§ Task statement
Rewrite the listing below as a Markdown table with the columns Row and Entry, giving each non-blank line its own numbered row and omitting the pictures.

§ Data in this exercise
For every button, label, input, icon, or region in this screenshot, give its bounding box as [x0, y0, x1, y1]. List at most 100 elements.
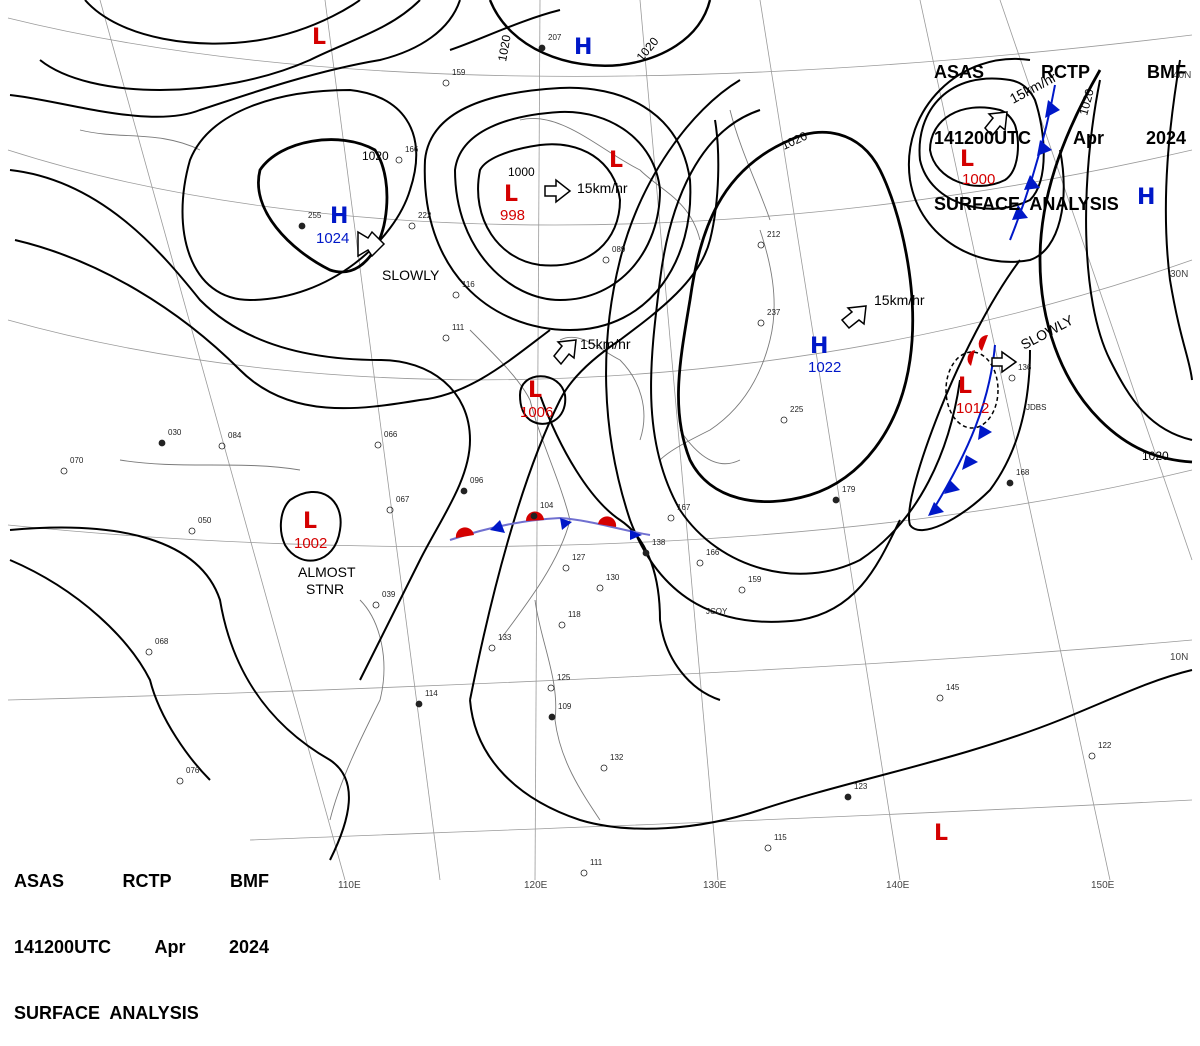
low-marker-1012: L — [958, 374, 972, 399]
isobar-label: 1000 — [508, 165, 535, 179]
station-pressure-value: 115 — [774, 833, 787, 842]
motion-arrow-1024 — [357, 230, 386, 258]
station-pressure-value: 168 — [1016, 468, 1030, 477]
station-pressure-value: 067 — [396, 495, 410, 504]
station-id-label: JDBS — [1026, 403, 1046, 412]
station-circle-icon — [832, 496, 840, 504]
station-pressure-value: 225 — [790, 405, 804, 414]
station-pressure-value: 237 — [767, 308, 781, 317]
header-agency: ASAS — [14, 871, 65, 891]
header-code: BMF — [1146, 62, 1186, 82]
header-agency: ASAS — [934, 62, 985, 82]
station-circle-icon — [158, 439, 166, 447]
station-pressure-value: 066 — [384, 430, 398, 439]
station-circle-icon — [757, 319, 765, 327]
low-marker-ne-of-998: L — [609, 148, 623, 173]
station-circle-icon — [60, 467, 68, 475]
low-value-1002: 1002 — [294, 535, 327, 552]
station-pressure-value: 068 — [155, 637, 169, 646]
low-value-1006: 1006 — [520, 404, 553, 421]
header-line-1: ASAS RCTP BMF — [14, 870, 269, 892]
station-circle-icon — [488, 644, 496, 652]
lat-label-10n: 10N — [1170, 652, 1188, 663]
station-circle-icon — [764, 844, 772, 852]
header-line-1: ASAS RCTP BMF — [934, 61, 1186, 83]
station-pressure-value: 109 — [558, 702, 572, 711]
station-pressure-value: 050 — [198, 516, 212, 525]
station-pressure-value: 118 — [568, 610, 581, 619]
station-pressure-value: 070 — [70, 456, 84, 465]
station-pressure-value: 096 — [470, 476, 484, 485]
station-circle-icon — [1008, 374, 1016, 382]
header-time: 141200UTC — [14, 937, 112, 957]
isobar-label: 1020 — [362, 149, 389, 163]
motion-arrow-1022 — [840, 305, 867, 330]
lat-label-30n: 30N — [1170, 269, 1188, 280]
header-year: 2024 — [228, 937, 269, 957]
lon-label-110e: 110E — [338, 880, 361, 891]
station-pressure-value: 039 — [382, 590, 396, 599]
header-month: Apr — [154, 937, 186, 957]
station-circle-icon — [602, 256, 610, 264]
station-circle-icon — [562, 564, 570, 572]
station-circle-icon — [176, 777, 184, 785]
station-pressure-value: 222 — [418, 211, 432, 220]
header-line-2: 141200UTC Apr 2024 — [934, 127, 1186, 149]
isobar-label: 1020 — [1142, 449, 1169, 463]
low-marker-south: L — [934, 821, 948, 846]
station-circle-icon — [738, 586, 746, 594]
high-marker-north: H — [574, 35, 592, 60]
station-circle-icon — [452, 291, 460, 299]
axis-labels: 110E 120E 130E 140E 150E 40N 30N 10N — [338, 70, 1191, 891]
station-pressure-value: 111 — [452, 323, 465, 332]
station-circle-icon — [1088, 752, 1096, 760]
low-marker-1002: L — [303, 509, 317, 534]
header-station: RCTP — [122, 871, 172, 891]
low-marker-1000: L — [960, 147, 974, 172]
station-pressure-value: 207 — [548, 33, 562, 42]
lon-label-130e: 130E — [703, 880, 727, 891]
station-circle-icon — [667, 514, 675, 522]
lat-label-40n: 40N — [1173, 70, 1191, 81]
low-marker-nw: L — [312, 25, 326, 50]
high-value-1024: 1024 — [316, 230, 349, 247]
station-circle-icon — [530, 512, 538, 520]
station-circle-icon — [936, 694, 944, 702]
station-circle-icon — [374, 441, 382, 449]
motion-arrow-1006 — [553, 339, 577, 366]
low-marker-1006: L — [528, 378, 542, 403]
station-pressure-value: 084 — [228, 431, 242, 440]
low-value-998: 998 — [500, 207, 525, 224]
station-pressure-value: 125 — [557, 673, 571, 682]
station-pressure-value: 122 — [1098, 741, 1112, 750]
station-pressure-value: 136 — [1018, 363, 1032, 372]
station-circle-icon — [558, 621, 566, 629]
motion-label-1006: 15km/hr — [580, 336, 631, 352]
station-circle-icon — [547, 684, 555, 692]
station-circle-icon — [538, 44, 546, 52]
station-pressure-value: 166 — [405, 145, 419, 154]
isobar-labels: 1020 1020 1020 1000 1020 1020 1020 — [362, 33, 1169, 463]
motion-label-1022: 15km/hr — [874, 292, 925, 308]
isobar-label: 1020 — [495, 33, 513, 62]
motion-label-slowly-1024: SLOWLY — [382, 267, 440, 283]
station-circle-icon — [442, 334, 450, 342]
station-pressure-value: 089 — [612, 245, 626, 254]
lon-label-150e: 150E — [1091, 880, 1115, 891]
station-circle-icon — [395, 156, 403, 164]
station-pressure-value: 116 — [462, 280, 475, 289]
station-id-label: JCOY — [706, 607, 728, 616]
station-pressure-value: 166 — [706, 548, 720, 557]
station-pressure-value: 159 — [748, 575, 762, 584]
station-plots: 207 159 166 222 255 116 111 089 096 084 066 067 104 1… — [60, 33, 1112, 877]
station-pressure-value: 255 — [308, 211, 322, 220]
high-marker-1024: H — [330, 204, 348, 229]
lon-label-140e: 140E — [886, 880, 910, 891]
station-pressure-value: 076 — [186, 766, 200, 775]
station-pressure-value: 167 — [677, 503, 691, 512]
station-pressure-value: 159 — [452, 68, 466, 77]
station-circle-icon — [696, 559, 704, 567]
chart-header-top-right: ASAS RCTP BMF 141200UTC Apr 2024 SURFACE… — [934, 17, 1186, 237]
station-circle-icon — [442, 79, 450, 87]
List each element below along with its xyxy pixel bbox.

§ Full output
| Row | Entry |
|---|---|
| 1 | For every button, label, input, icon, or region in this screenshot, give its bounding box as [x0, y0, x1, y1]. List at most 100 elements. |
| 2 | low-marker-1012: L — [958, 374, 972, 399] |
| 3 | isobar-label: 1000 — [508, 165, 535, 179] |
| 4 | station-pressure-value: 115 — [774, 833, 787, 842] |
| 5 | motion-arrow-1024 — [357, 230, 386, 258] |
| 6 | station-pressure-value: 168 — [1016, 468, 1030, 477] |
| 7 | station-pressure-value: 067 — [396, 495, 410, 504] |
| 8 | station-id-label: JDBS — [1026, 403, 1046, 412] |
| 9 | station-circle-icon — [832, 496, 840, 504] |
| 10 | station-pressure-value: 225 — [790, 405, 804, 414] |
| 11 | station-pressure-value: 237 — [767, 308, 781, 317] |
| 12 | header-agency: ASAS — [14, 871, 65, 891] |
| 13 | header-code: BMF — [1146, 62, 1186, 82] |
| 14 | header-agency: ASAS — [934, 62, 985, 82] |
| 15 | station-circle-icon — [158, 439, 166, 447] |
| 16 | station-pressure-value: 066 — [384, 430, 398, 439] |
| 17 | station-circle-icon — [757, 319, 765, 327] |
| 18 | low-marker-ne-of-998: L — [609, 148, 623, 173] |
| 19 | station-circle-icon — [60, 467, 68, 475] |
| 20 | low-value-1002: 1002 — [294, 535, 327, 552] |
| 21 | station-pressure-value: 068 — [155, 637, 169, 646] |
| 22 | low-value-1006: 1006 — [520, 404, 553, 421] |
| 23 | header-line-1: ASAS RCTP BMF — [14, 870, 269, 892] |
| 24 | station-circle-icon — [488, 644, 496, 652] |
| 25 | lat-label-10n: 10N — [1170, 652, 1188, 663] |
| 26 | station-circle-icon — [764, 844, 772, 852] |
| 27 | header-line-1: ASAS RCTP BMF — [934, 61, 1186, 83] |
| 28 | station-pressure-value: 109 — [558, 702, 572, 711] |
| 29 | station-pressure-value: 050 — [198, 516, 212, 525] |
| 30 | station-pressure-value: 118 — [568, 610, 581, 619] |
| 31 | station-pressure-value: 070 — [70, 456, 84, 465] |
| 32 | station-pressure-value: 096 — [470, 476, 484, 485] |
| 33 | station-circle-icon — [1008, 374, 1016, 382] |
| 34 | header-time: 141200UTC — [14, 937, 112, 957] |
| 35 | isobar-label: 1020 — [362, 149, 389, 163] |
| 36 | motion-arrow-1022 — [840, 305, 867, 330] |
| 37 | lat-label-30n: 30N — [1170, 269, 1188, 280] |
| 38 | header-year: 2024 — [228, 937, 269, 957] |
| 39 | lon-label-110e: 110E — [338, 880, 361, 891] |
| 40 | station-pressure-value: 039 — [382, 590, 396, 599] |
| 41 | header-month: Apr — [154, 937, 186, 957] |
| 42 | station-circle-icon — [602, 256, 610, 264] |
| 43 | station-circle-icon — [562, 564, 570, 572] |
| 44 | station-circle-icon — [176, 777, 184, 785] |
| 45 | station-pressure-value: 222 — [418, 211, 432, 220] |
| 46 | header-line-2: 141200UTC Apr 2024 — [934, 127, 1186, 149] |
| 47 | isobar-label: 1020 — [1142, 449, 1169, 463] |
| 48 | low-marker-south: L — [934, 821, 948, 846] |
| 49 | station-circle-icon — [738, 586, 746, 594] |
| 50 | high-marker-north: H — [574, 35, 592, 60] |
| 51 | station-circle-icon — [452, 291, 460, 299] |
| 52 | axis-labels: 110E 120E 130E 140E 150E 40N 30N 10N — [338, 70, 1191, 891] |
| 53 | station-pressure-value: 111 — [452, 323, 465, 332] |
| 54 | station-circle-icon — [1088, 752, 1096, 760] |
| 55 | low-marker-1002: L — [303, 509, 317, 534] |
| 56 | header-station: RCTP — [122, 871, 172, 891] |
| 57 | low-marker-1000: L — [960, 147, 974, 172] |
| 58 | station-pressure-value: 207 — [548, 33, 562, 42] |
| 59 | lon-label-130e: 130E — [703, 880, 727, 891] |
| 60 | station-circle-icon — [667, 514, 675, 522] |
| 61 | lat-label-40n: 40N — [1173, 70, 1191, 81] |
| 62 | low-marker-nw: L — [312, 25, 326, 50] |
| 63 | high-value-1024: 1024 — [316, 230, 349, 247] |
| 64 | station-circle-icon — [530, 512, 538, 520] |
| 65 | station-circle-icon — [936, 694, 944, 702] |
| 66 | station-circle-icon — [374, 441, 382, 449] |
| 67 | motion-arrow-1006 — [553, 339, 577, 366] |
| 68 | low-marker-1006: L — [528, 378, 542, 403] |
| 69 | station-pressure-value: 084 — [228, 431, 242, 440] |
| 70 | low-value-998: 998 — [500, 207, 525, 224] |
| 71 | station-pressure-value: 125 — [557, 673, 571, 682] |
| 72 | station-pressure-value: 122 — [1098, 741, 1112, 750] |
| 73 | station-pressure-value: 136 — [1018, 363, 1032, 372] |
| 74 | station-circle-icon — [558, 621, 566, 629] |
| 75 | motion-label-1006: 15km/hr — [580, 336, 631, 352] |
| 76 | station-circle-icon — [547, 684, 555, 692] |
| 77 | station-circle-icon — [538, 44, 546, 52] |
| 78 | station-pressure-value: 166 — [405, 145, 419, 154] |
| 79 | isobar-labels: 1020 1020 1020 1000 1020 1020 1020 — [362, 33, 1169, 463] |
| 80 | motion-label-1022: 15km/hr — [874, 292, 925, 308] |
| 81 | isobar-label: 1020 — [495, 33, 513, 62] |
| 82 | motion-label-slowly-1024: SLOWLY — [382, 267, 440, 283] |
| 83 | station-circle-icon — [442, 334, 450, 342] |
| 84 | station-pressure-value: 089 — [612, 245, 626, 254] |
| 85 | lon-label-150e: 150E — [1091, 880, 1115, 891] |
| 86 | station-circle-icon — [395, 156, 403, 164] |
| 87 | station-pressure-value: 116 — [462, 280, 475, 289] |
| 88 | station-id-label: JCOY — [706, 607, 728, 616] |
| 89 | station-pressure-value: 166 — [706, 548, 720, 557] |
| 90 | station-pressure-value: 159 — [748, 575, 762, 584] |
| 91 | station-plots: 207 159 166 222 255 116 111 089 096 084 066 067 104 1… — [60, 33, 1112, 877] |
| 92 | station-pressure-value: 255 — [308, 211, 322, 220] |
| 93 | high-marker-1024: H — [330, 204, 348, 229] |
| 94 | lon-label-140e: 140E — [886, 880, 910, 891] |
| 95 | station-pressure-value: 076 — [186, 766, 200, 775] |
| 96 | station-pressure-value: 167 — [677, 503, 691, 512] |
| 97 | station-pressure-value: 159 — [452, 68, 466, 77] |
| 98 | station-circle-icon — [696, 559, 704, 567] |
| 99 | chart-header-top-right: ASAS RCTP BMF 141200UTC Apr 2024 SURFACE… — [934, 17, 1186, 237] |
| 100 | station-circle-icon — [442, 79, 450, 87] |
| 101 | List each element below along with its xyxy pixel bbox. |